Exercise: Below is a block of records; repeat each one exactly.

== == ==

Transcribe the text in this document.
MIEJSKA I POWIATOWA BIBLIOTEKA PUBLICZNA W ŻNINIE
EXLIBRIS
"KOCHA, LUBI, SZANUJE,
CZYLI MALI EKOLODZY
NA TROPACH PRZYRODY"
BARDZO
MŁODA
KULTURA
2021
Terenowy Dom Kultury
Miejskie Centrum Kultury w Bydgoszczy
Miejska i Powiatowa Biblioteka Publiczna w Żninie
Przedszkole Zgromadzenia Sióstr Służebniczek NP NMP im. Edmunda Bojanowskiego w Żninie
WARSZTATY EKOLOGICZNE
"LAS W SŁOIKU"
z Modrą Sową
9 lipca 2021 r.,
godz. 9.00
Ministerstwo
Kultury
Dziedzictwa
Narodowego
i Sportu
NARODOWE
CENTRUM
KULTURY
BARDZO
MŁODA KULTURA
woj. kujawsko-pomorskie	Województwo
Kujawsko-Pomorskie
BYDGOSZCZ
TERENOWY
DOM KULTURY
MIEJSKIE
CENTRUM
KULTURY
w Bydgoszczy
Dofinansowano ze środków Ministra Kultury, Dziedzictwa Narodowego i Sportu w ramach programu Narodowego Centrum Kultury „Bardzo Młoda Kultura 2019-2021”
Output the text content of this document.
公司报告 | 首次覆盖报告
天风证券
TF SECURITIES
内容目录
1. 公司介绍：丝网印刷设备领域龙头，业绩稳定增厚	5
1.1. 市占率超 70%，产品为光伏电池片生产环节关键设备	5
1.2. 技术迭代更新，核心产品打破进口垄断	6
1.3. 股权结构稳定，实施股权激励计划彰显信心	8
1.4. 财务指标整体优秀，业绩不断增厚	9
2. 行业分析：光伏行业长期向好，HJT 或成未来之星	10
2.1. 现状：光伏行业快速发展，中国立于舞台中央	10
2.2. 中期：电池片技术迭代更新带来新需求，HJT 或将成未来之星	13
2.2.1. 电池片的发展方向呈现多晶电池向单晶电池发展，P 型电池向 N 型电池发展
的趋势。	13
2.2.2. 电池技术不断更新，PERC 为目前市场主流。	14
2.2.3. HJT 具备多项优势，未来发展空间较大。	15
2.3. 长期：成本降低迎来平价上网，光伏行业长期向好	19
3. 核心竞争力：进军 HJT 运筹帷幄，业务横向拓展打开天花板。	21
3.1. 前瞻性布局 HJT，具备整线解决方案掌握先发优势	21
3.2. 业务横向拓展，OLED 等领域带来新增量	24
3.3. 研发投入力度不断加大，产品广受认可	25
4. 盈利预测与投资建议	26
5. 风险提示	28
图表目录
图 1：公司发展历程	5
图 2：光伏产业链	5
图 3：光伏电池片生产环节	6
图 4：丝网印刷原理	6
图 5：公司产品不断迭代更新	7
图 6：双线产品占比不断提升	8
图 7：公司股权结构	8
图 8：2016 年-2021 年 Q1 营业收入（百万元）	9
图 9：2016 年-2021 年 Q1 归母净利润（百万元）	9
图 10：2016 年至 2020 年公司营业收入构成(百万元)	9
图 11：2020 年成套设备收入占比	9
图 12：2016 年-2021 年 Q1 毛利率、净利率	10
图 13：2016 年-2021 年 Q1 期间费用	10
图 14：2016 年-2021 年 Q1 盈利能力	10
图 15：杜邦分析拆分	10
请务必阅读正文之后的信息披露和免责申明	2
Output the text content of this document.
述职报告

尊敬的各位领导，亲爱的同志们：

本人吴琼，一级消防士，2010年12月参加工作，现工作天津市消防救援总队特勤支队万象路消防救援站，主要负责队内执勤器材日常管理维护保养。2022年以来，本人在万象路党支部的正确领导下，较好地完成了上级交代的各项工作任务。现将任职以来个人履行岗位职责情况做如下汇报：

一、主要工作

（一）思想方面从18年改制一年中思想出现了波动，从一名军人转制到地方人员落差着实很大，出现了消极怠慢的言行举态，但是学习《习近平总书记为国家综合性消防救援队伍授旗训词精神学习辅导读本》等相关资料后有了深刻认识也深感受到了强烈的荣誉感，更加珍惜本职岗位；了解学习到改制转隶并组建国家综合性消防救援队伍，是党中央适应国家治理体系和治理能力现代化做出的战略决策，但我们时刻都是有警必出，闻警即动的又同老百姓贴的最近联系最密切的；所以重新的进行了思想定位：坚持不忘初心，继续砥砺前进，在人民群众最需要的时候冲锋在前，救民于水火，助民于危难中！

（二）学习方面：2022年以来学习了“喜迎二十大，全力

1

== == ==

Written reply:
Transcribe the text in this document.
MIEJSKA I POWIATOWA BIBLIOTEKA PUBLICZNA W ŻNINIE
EXLIBRIS
"KOCHA, LUBI, SZANUJE,
CZYLI MALI EKOLODZY
NA TROPACH PRZYRODY"
BARDZO
MŁODA
KULTURA
2021
Terenowy Dom Kultury
Miejskie Centrum Kultury w Bydgoszczy
Miejska i Powiatowa Biblioteka Publiczna w Żninie
Przedszkole Zgromadzenia Sióstr Służebniczek NP NMP im. Edmunda Bojanowskiego w Żninie
WARSZTATY EKOLOGICZNE
"LAS W SŁOIKU"
z Modrą Sową
9 lipca 2021 r.,
godz. 9.00
Ministerstwo
Kultury
Dziedzictwa
Narodowego
i Sportu
NARODOWE
CENTRUM
KULTURY
BARDZO
MŁODA KULTURA
woj. kujawsko-pomorskie	Województwo
Kujawsko-Pomorskie
BYDGOSZCZ
TERENOWY
DOM KULTURY
MIEJSKIE
CENTRUM
KULTURY
w Bydgoszczy
Dofinansowano ze środków Ministra Kultury, Dziedzictwa Narodowego i Sportu w ramach programu Narodowego Centrum Kultury „Bardzo Młoda Kultura 2019-2021”
Output the text content of this document.
公司报告 | 首次覆盖报告
天风证券
TF SECURITIES
内容目录
1. 公司介绍：丝网印刷设备领域龙头，业绩稳定增厚	5
1.1. 市占率超 70%，产品为光伏电池片生产环节关键设备	5
1.2. 技术迭代更新，核心产品打破进口垄断	6
1.3. 股权结构稳定，实施股权激励计划彰显信心	8
1.4. 财务指标整体优秀，业绩不断增厚	9
2. 行业分析：光伏行业长期向好，HJT 或成未来之星	10
2.1. 现状：光伏行业快速发展，中国立于舞台中央	10
2.2. 中期：电池片技术迭代更新带来新需求，HJT 或将成未来之星	13
2.2.1. 电池片的发展方向呈现多晶电池向单晶电池发展，P 型电池向 N 型电池发展
的趋势。	13
2.2.2. 电池技术不断更新，PERC 为目前市场主流。	14
2.2.3. HJT 具备多项优势，未来发展空间较大。	15
2.3. 长期：成本降低迎来平价上网，光伏行业长期向好	19
3. 核心竞争力：进军 HJT 运筹帷幄，业务横向拓展打开天花板。	21
3.1. 前瞻性布局 HJT，具备整线解决方案掌握先发优势	21
3.2. 业务横向拓展，OLED 等领域带来新增量	24
3.3. 研发投入力度不断加大，产品广受认可	25
4. 盈利预测与投资建议	26
5. 风险提示	28
图表目录
图 1：公司发展历程	5
图 2：光伏产业链	5
图 3：光伏电池片生产环节	6
图 4：丝网印刷原理	6
图 5：公司产品不断迭代更新	7
图 6：双线产品占比不断提升	8
图 7：公司股权结构	8
图 8：2016 年-2021 年 Q1 营业收入（百万元）	9
图 9：2016 年-2021 年 Q1 归母净利润（百万元）	9
图 10：2016 年至 2020 年公司营业收入构成(百万元)	9
图 11：2020 年成套设备收入占比	9
图 12：2016 年-2021 年 Q1 毛利率、净利率	10
图 13：2016 年-2021 年 Q1 期间费用	10
图 14：2016 年-2021 年 Q1 盈利能力	10
图 15：杜邦分析拆分	10
请务必阅读正文之后的信息披露和免责申明	2
Output the text content of this document.
述职报告

尊敬的各位领导，亲爱的同志们：

本人吴琼，一级消防士，2010年12月参加工作，现工作天津市消防救援总队特勤支队万象路消防救援站，主要负责队内执勤器材日常管理维护保养。2022年以来，本人在万象路党支部的正确领导下，较好地完成了上级交代的各项工作任务。现将任职以来个人履行岗位职责情况做如下汇报：

一、主要工作

（一）思想方面从18年改制一年中思想出现了波动，从一名军人转制到地方人员落差着实很大，出现了消极怠慢的言行举态，但是学习《习近平总书记为国家综合性消防救援队伍授旗训词精神学习辅导读本》等相关资料后有了深刻认识也深感受到了强烈的荣誉感，更加珍惜本职岗位；了解学习到改制转隶并组建国家综合性消防救援队伍，是党中央适应国家治理体系和治理能力现代化做出的战略决策，但我们时刻都是有警必出，闻警即动的又同老百姓贴的最近联系最密切的；所以重新的进行了思想定位：坚持不忘初心，继续砥砺前进，在人民群众最需要的时候冲锋在前，救民于水火，助民于危难中！

（二）学习方面：2022年以来学习了“喜迎二十大，全力

1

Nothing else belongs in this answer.